### PROBLEM REQUIREMENTS
Your reply should be a single number: how many lines contain the string "statisztikai".

═══

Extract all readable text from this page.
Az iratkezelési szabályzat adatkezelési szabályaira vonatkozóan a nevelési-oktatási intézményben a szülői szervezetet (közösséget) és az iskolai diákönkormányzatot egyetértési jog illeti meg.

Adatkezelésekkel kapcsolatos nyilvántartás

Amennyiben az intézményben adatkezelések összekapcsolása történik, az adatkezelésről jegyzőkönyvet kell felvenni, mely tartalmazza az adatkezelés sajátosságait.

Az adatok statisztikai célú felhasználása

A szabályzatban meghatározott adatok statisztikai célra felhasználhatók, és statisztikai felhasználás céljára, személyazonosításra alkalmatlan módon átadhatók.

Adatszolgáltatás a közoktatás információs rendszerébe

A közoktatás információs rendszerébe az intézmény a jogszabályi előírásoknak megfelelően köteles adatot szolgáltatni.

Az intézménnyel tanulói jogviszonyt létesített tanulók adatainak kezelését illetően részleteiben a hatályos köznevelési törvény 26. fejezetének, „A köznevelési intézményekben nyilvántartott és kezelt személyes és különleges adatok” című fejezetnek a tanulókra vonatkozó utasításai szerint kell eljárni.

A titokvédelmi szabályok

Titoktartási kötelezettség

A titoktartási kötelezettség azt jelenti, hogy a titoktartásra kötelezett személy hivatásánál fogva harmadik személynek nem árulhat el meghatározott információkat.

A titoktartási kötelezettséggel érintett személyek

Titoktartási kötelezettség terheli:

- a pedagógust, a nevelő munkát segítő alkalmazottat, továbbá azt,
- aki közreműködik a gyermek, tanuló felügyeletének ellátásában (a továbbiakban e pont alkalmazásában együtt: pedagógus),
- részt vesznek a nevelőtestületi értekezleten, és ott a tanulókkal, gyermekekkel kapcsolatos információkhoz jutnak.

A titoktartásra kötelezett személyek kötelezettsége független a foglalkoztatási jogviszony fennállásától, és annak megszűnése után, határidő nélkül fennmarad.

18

═══

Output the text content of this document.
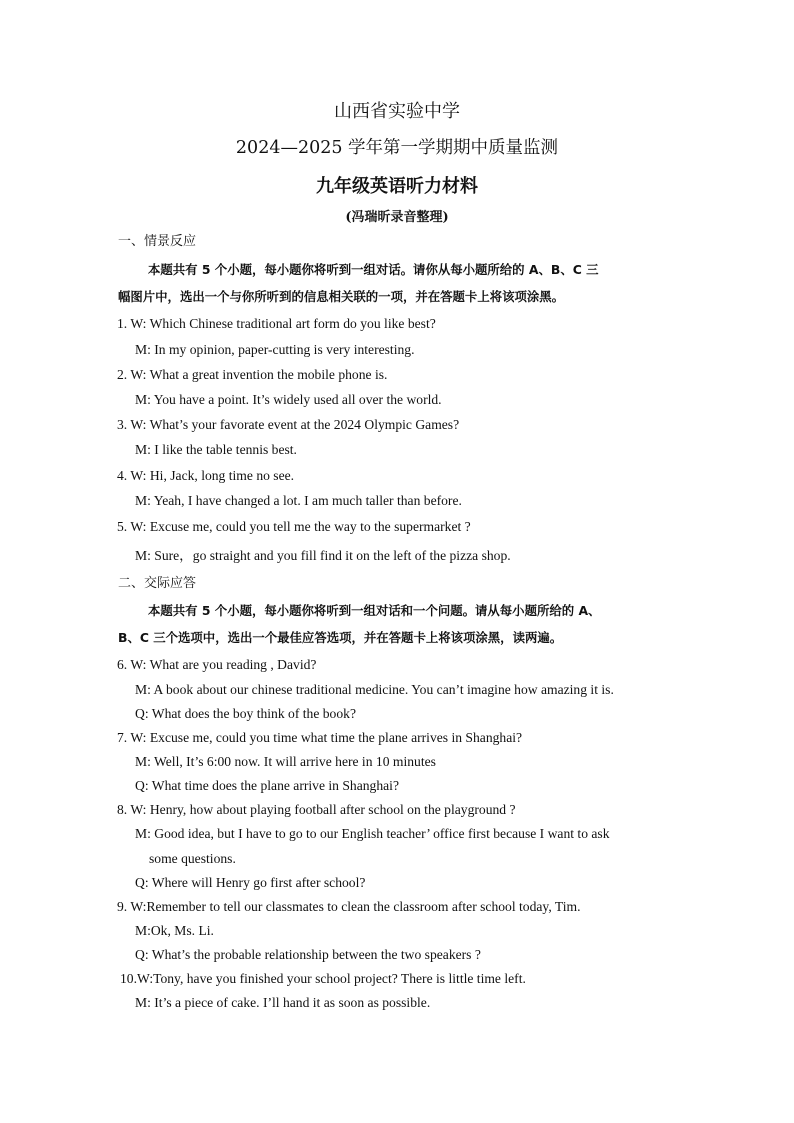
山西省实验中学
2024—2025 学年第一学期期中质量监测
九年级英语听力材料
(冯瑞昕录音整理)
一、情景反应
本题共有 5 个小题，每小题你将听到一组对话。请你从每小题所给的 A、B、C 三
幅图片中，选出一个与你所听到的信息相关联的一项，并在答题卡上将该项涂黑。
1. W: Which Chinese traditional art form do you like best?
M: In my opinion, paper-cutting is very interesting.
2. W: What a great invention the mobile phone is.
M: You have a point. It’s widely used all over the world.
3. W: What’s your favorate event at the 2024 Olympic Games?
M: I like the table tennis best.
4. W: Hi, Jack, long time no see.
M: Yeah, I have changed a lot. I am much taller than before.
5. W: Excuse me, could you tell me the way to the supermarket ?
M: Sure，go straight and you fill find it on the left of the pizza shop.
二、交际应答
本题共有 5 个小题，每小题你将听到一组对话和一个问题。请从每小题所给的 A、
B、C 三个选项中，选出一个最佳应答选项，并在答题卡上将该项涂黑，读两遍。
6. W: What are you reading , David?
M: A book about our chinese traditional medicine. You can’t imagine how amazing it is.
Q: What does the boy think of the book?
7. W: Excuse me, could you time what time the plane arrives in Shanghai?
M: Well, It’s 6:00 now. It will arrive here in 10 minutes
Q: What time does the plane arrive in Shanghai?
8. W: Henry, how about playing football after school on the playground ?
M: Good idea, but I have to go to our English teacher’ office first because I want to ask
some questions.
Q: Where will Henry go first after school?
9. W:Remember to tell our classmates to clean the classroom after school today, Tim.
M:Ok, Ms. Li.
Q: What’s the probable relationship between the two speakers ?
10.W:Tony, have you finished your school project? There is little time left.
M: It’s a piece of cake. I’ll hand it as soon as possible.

═══

### TASK SOLUTION
2